• [AIM]
Go through the entries below and retype them exactly, omitting each picture.

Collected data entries
====
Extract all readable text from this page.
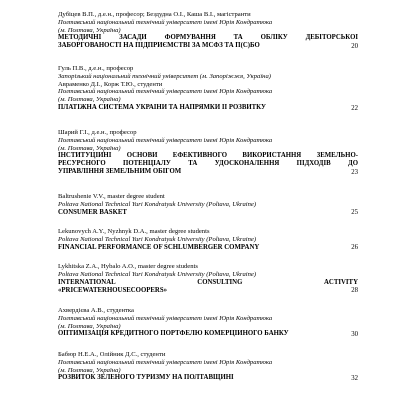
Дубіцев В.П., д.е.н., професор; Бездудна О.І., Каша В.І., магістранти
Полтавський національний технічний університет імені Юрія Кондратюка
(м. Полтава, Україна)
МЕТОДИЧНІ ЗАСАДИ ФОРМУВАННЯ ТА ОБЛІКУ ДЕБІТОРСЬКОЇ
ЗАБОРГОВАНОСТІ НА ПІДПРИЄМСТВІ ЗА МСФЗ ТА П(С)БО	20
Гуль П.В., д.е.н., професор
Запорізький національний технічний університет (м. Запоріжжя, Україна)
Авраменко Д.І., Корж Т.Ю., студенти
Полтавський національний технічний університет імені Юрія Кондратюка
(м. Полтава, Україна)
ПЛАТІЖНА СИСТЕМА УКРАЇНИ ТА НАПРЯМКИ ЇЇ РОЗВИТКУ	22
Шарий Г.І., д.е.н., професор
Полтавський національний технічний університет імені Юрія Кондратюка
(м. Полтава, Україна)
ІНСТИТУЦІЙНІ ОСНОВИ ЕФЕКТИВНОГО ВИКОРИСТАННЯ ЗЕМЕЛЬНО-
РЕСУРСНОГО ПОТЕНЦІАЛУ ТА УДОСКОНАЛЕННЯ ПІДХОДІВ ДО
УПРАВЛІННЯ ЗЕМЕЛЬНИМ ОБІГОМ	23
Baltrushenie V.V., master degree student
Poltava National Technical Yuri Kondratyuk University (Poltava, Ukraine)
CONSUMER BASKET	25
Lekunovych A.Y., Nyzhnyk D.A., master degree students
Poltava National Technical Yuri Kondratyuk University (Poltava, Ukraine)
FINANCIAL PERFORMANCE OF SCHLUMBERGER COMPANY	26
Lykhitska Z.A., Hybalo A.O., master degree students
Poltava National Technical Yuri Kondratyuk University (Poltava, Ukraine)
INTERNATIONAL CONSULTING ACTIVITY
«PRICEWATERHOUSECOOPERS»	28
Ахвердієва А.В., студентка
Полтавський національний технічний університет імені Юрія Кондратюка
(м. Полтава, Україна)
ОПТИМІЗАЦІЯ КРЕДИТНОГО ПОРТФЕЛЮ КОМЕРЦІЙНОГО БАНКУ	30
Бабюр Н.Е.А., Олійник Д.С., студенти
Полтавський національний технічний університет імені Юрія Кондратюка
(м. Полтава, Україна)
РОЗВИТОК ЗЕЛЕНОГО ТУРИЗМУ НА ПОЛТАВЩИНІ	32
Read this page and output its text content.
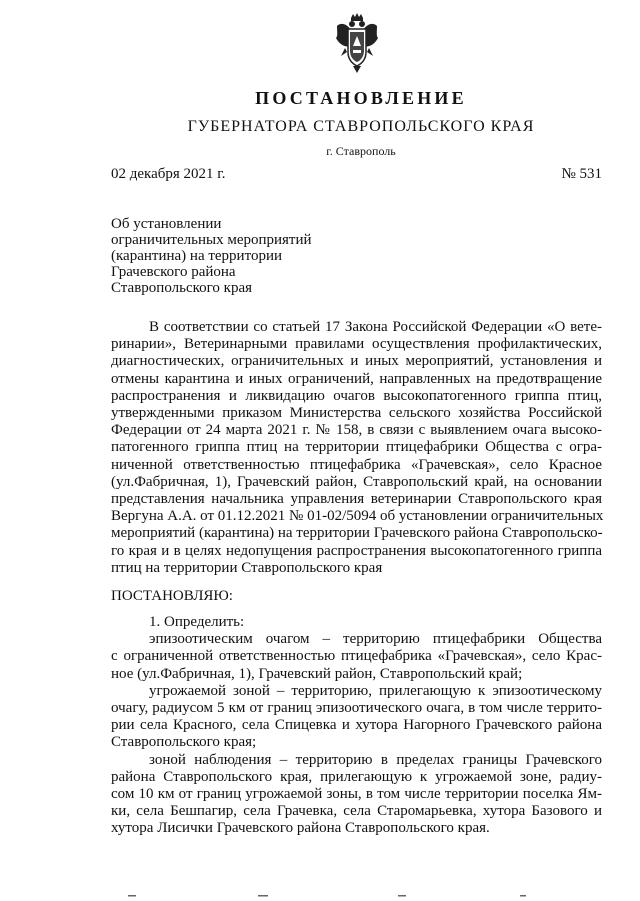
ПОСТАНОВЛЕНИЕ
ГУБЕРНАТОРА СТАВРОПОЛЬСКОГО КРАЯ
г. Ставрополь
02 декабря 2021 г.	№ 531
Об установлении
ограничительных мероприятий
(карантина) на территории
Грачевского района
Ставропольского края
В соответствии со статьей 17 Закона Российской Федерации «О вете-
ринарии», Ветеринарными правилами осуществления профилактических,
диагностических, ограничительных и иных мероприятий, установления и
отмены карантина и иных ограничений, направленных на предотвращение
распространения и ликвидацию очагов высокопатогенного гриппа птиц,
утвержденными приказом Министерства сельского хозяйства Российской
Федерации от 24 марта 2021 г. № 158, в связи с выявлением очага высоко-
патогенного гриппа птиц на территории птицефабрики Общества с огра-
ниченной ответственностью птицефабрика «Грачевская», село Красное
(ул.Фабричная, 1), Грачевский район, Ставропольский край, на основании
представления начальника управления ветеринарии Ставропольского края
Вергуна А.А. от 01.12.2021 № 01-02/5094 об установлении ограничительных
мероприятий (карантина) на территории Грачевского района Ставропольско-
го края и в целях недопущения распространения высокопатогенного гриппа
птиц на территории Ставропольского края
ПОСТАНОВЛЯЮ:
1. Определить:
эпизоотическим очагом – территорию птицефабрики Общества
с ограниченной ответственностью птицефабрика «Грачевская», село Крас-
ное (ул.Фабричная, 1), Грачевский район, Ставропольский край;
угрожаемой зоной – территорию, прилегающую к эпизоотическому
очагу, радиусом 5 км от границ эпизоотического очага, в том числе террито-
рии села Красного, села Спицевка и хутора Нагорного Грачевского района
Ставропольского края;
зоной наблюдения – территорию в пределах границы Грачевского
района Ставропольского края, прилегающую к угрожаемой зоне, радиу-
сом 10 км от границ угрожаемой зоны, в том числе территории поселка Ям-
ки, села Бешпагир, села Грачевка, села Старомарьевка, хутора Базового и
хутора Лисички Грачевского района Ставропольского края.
====
• [WRITTEN REPLY]
Extract all readable text from this page.
Дубіцев В.П., д.е.н., професор; Бездудна О.І., Каша В.І., магістранти
Полтавський національний технічний університет імені Юрія Кондратюка
(м. Полтава, Україна)
МЕТОДИЧНІ ЗАСАДИ ФОРМУВАННЯ ТА ОБЛІКУ ДЕБІТОРСЬКОЇ
ЗАБОРГОВАНОСТІ НА ПІДПРИЄМСТВІ ЗА МСФЗ ТА П(С)БО	20
Гуль П.В., д.е.н., професор
Запорізький національний технічний університет (м. Запоріжжя, Україна)
Авраменко Д.І., Корж Т.Ю., студенти
Полтавський національний технічний університет імені Юрія Кондратюка
(м. Полтава, Україна)
ПЛАТІЖНА СИСТЕМА УКРАЇНИ ТА НАПРЯМКИ ЇЇ РОЗВИТКУ	22
Шарий Г.І., д.е.н., професор
Полтавський національний технічний університет імені Юрія Кондратюка
(м. Полтава, Україна)
ІНСТИТУЦІЙНІ ОСНОВИ ЕФЕКТИВНОГО ВИКОРИСТАННЯ ЗЕМЕЛЬНО-
РЕСУРСНОГО ПОТЕНЦІАЛУ ТА УДОСКОНАЛЕННЯ ПІДХОДІВ ДО
УПРАВЛІННЯ ЗЕМЕЛЬНИМ ОБІГОМ	23
Baltrushenie V.V., master degree student
Poltava National Technical Yuri Kondratyuk University (Poltava, Ukraine)
CONSUMER BASKET	25
Lekunovych A.Y., Nyzhnyk D.A., master degree students
Poltava National Technical Yuri Kondratyuk University (Poltava, Ukraine)
FINANCIAL PERFORMANCE OF SCHLUMBERGER COMPANY	26
Lykhitska Z.A., Hybalo A.O., master degree students
Poltava National Technical Yuri Kondratyuk University (Poltava, Ukraine)
INTERNATIONAL CONSULTING ACTIVITY
«PRICEWATERHOUSECOOPERS»	28
Ахвердієва А.В., студентка
Полтавський національний технічний університет імені Юрія Кондратюка
(м. Полтава, Україна)
ОПТИМІЗАЦІЯ КРЕДИТНОГО ПОРТФЕЛЮ КОМЕРЦІЙНОГО БАНКУ	30
Бабюр Н.Е.А., Олійник Д.С., студенти
Полтавський національний технічний університет імені Юрія Кондратюка
(м. Полтава, Україна)
РОЗВИТОК ЗЕЛЕНОГО ТУРИЗМУ НА ПОЛТАВЩИНІ	32
Read this page and output its text content.
ПОСТАНОВЛЕНИЕ
ГУБЕРНАТОРА СТАВРОПОЛЬСКОГО КРАЯ
г. Ставрополь
02 декабря 2021 г.	№ 531
Об установлении
ограничительных мероприятий
(карантина) на территории
Грачевского района
Ставропольского края
В соответствии со статьей 17 Закона Российской Федерации «О вете-
ринарии», Ветеринарными правилами осуществления профилактических,
диагностических, ограничительных и иных мероприятий, установления и
отмены карантина и иных ограничений, направленных на предотвращение
распространения и ликвидацию очагов высокопатогенного гриппа птиц,
утвержденными приказом Министерства сельского хозяйства Российской
Федерации от 24 марта 2021 г. № 158, в связи с выявлением очага высоко-
патогенного гриппа птиц на территории птицефабрики Общества с огра-
ниченной ответственностью птицефабрика «Грачевская», село Красное
(ул.Фабричная, 1), Грачевский район, Ставропольский край, на основании
представления начальника управления ветеринарии Ставропольского края
Вергуна А.А. от 01.12.2021 № 01-02/5094 об установлении ограничительных
мероприятий (карантина) на территории Грачевского района Ставропольско-
го края и в целях недопущения распространения высокопатогенного гриппа
птиц на территории Ставропольского края
ПОСТАНОВЛЯЮ:
1. Определить:
эпизоотическим очагом – территорию птицефабрики Общества
с ограниченной ответственностью птицефабрика «Грачевская», село Крас-
ное (ул.Фабричная, 1), Грачевский район, Ставропольский край;
угрожаемой зоной – территорию, прилегающую к эпизоотическому
очагу, радиусом 5 км от границ эпизоотического очага, в том числе террито-
рии села Красного, села Спицевка и хутора Нагорного Грачевского района
Ставропольского края;
зоной наблюдения – территорию в пределах границы Грачевского
района Ставропольского края, прилегающую к угрожаемой зоне, радиу-
сом 10 км от границ угрожаемой зоны, в том числе территории поселка Ям-
ки, села Бешпагир, села Грачевка, села Старомарьевка, хутора Базового и
хутора Лисички Грачевского района Ставропольского края.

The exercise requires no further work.